• [EXERCISE DESCRIPTION] Output the material below in full, exactly as it is.

══════

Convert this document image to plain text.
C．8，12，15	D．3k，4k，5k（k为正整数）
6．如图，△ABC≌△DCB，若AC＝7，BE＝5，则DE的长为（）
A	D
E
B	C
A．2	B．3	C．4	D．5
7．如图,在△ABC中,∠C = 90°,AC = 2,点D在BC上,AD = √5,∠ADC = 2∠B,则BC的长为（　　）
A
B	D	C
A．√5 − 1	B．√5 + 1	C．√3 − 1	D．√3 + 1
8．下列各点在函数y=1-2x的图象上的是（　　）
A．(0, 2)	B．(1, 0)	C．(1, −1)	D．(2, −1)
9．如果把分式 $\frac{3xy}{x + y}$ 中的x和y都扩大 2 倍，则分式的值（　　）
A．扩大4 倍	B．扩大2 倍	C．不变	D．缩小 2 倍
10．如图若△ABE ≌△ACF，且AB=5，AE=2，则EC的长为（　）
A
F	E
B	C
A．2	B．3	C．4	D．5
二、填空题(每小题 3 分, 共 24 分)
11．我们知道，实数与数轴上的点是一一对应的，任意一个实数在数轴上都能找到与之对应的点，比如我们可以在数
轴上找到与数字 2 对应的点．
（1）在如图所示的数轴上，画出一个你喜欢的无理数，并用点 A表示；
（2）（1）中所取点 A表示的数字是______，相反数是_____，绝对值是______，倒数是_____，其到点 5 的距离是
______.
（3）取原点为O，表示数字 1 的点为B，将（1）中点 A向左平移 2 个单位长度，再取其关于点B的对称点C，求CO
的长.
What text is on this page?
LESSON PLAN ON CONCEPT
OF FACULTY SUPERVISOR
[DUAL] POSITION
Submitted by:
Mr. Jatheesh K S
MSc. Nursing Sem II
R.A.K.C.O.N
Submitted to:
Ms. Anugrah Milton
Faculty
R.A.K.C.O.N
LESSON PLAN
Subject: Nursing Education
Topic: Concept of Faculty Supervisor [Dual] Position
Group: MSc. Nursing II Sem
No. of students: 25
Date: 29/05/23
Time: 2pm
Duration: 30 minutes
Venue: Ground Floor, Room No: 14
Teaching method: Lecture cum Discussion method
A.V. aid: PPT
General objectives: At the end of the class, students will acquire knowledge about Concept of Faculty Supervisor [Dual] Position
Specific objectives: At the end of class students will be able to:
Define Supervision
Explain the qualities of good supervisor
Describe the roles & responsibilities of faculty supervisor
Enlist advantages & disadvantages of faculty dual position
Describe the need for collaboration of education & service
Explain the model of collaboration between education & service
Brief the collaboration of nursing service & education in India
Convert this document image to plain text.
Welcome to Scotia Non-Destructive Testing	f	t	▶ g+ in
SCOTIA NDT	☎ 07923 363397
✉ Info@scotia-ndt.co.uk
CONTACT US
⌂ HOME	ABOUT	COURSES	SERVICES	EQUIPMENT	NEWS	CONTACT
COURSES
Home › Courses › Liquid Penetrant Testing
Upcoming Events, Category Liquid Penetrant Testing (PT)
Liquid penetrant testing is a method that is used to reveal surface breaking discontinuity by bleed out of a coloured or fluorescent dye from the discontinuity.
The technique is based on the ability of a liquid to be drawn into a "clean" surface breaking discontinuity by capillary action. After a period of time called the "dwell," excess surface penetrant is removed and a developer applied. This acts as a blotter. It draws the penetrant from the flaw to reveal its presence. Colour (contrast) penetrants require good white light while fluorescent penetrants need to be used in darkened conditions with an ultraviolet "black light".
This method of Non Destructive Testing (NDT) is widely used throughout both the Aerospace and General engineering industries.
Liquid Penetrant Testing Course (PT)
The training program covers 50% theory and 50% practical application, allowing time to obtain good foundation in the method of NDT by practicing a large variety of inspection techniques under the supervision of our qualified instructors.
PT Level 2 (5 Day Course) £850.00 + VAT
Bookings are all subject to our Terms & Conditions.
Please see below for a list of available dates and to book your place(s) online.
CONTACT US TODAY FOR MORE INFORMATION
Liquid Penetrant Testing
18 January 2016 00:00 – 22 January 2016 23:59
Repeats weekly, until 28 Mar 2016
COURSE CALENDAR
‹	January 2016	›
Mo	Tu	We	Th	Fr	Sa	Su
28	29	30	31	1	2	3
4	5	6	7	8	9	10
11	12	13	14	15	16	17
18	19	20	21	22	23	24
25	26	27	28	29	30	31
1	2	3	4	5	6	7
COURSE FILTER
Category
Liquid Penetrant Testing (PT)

══════

• [ANSWER TO THIS TASK]
Convert this document image to plain text.
C．8，12，15	D．3k，4k，5k（k为正整数）
6．如图，△ABC≌△DCB，若AC＝7，BE＝5，则DE的长为（）
A	D
E
B	C
A．2	B．3	C．4	D．5
7．如图,在△ABC中,∠C = 90°,AC = 2,点D在BC上,AD = √5,∠ADC = 2∠B,则BC的长为（　　）
A
B	D	C
A．√5 − 1	B．√5 + 1	C．√3 − 1	D．√3 + 1
8．下列各点在函数y=1-2x的图象上的是（　　）
A．(0, 2)	B．(1, 0)	C．(1, −1)	D．(2, −1)
9．如果把分式 $\frac{3xy}{x + y}$ 中的x和y都扩大 2 倍，则分式的值（　　）
A．扩大4 倍	B．扩大2 倍	C．不变	D．缩小 2 倍
10．如图若△ABE ≌△ACF，且AB=5，AE=2，则EC的长为（　）
A
F	E
B	C
A．2	B．3	C．4	D．5
二、填空题(每小题 3 分, 共 24 分)
11．我们知道，实数与数轴上的点是一一对应的，任意一个实数在数轴上都能找到与之对应的点，比如我们可以在数
轴上找到与数字 2 对应的点．
（1）在如图所示的数轴上，画出一个你喜欢的无理数，并用点 A表示；
（2）（1）中所取点 A表示的数字是______，相反数是_____，绝对值是______，倒数是_____，其到点 5 的距离是
______.
（3）取原点为O，表示数字 1 的点为B，将（1）中点 A向左平移 2 个单位长度，再取其关于点B的对称点C，求CO
的长.
What text is on this page?
LESSON PLAN ON CONCEPT
OF FACULTY SUPERVISOR
[DUAL] POSITION
Submitted by:
Mr. Jatheesh K S
MSc. Nursing Sem II
R.A.K.C.O.N
Submitted to:
Ms. Anugrah Milton
Faculty
R.A.K.C.O.N
LESSON PLAN
Subject: Nursing Education
Topic: Concept of Faculty Supervisor [Dual] Position
Group: MSc. Nursing II Sem
No. of students: 25
Date: 29/05/23
Time: 2pm
Duration: 30 minutes
Venue: Ground Floor, Room No: 14
Teaching method: Lecture cum Discussion method
A.V. aid: PPT
General objectives: At the end of the class, students will acquire knowledge about Concept of Faculty Supervisor [Dual] Position
Specific objectives: At the end of class students will be able to:
Define Supervision
Explain the qualities of good supervisor
Describe the roles & responsibilities of faculty supervisor
Enlist advantages & disadvantages of faculty dual position
Describe the need for collaboration of education & service
Explain the model of collaboration between education & service
Brief the collaboration of nursing service & education in India
Convert this document image to plain text.
Welcome to Scotia Non-Destructive Testing	f	t	▶ g+ in
SCOTIA NDT	☎ 07923 363397
✉ Info@scotia-ndt.co.uk
CONTACT US
⌂ HOME	ABOUT	COURSES	SERVICES	EQUIPMENT	NEWS	CONTACT
COURSES
Home › Courses › Liquid Penetrant Testing
Upcoming Events, Category Liquid Penetrant Testing (PT)
Liquid penetrant testing is a method that is used to reveal surface breaking discontinuity by bleed out of a coloured or fluorescent dye from the discontinuity.
The technique is based on the ability of a liquid to be drawn into a "clean" surface breaking discontinuity by capillary action. After a period of time called the "dwell," excess surface penetrant is removed and a developer applied. This acts as a blotter. It draws the penetrant from the flaw to reveal its presence. Colour (contrast) penetrants require good white light while fluorescent penetrants need to be used in darkened conditions with an ultraviolet "black light".
This method of Non Destructive Testing (NDT) is widely used throughout both the Aerospace and General engineering industries.
Liquid Penetrant Testing Course (PT)
The training program covers 50% theory and 50% practical application, allowing time to obtain good foundation in the method of NDT by practicing a large variety of inspection techniques under the supervision of our qualified instructors.
PT Level 2 (5 Day Course) £850.00 + VAT
Bookings are all subject to our Terms & Conditions.
Please see below for a list of available dates and to book your place(s) online.
CONTACT US TODAY FOR MORE INFORMATION
Liquid Penetrant Testing
18 January 2016 00:00 – 22 January 2016 23:59
Repeats weekly, until 28 Mar 2016
COURSE CALENDAR
‹	January 2016	›
Mo	Tu	We	Th	Fr	Sa	Su
28	29	30	31	1	2	3
4	5	6	7	8	9	10
11	12	13	14	15	16	17
18	19	20	21	22	23	24
25	26	27	28	29	30	31
1	2	3	4	5	6	7
COURSE FILTER
Category
Liquid Penetrant Testing (PT)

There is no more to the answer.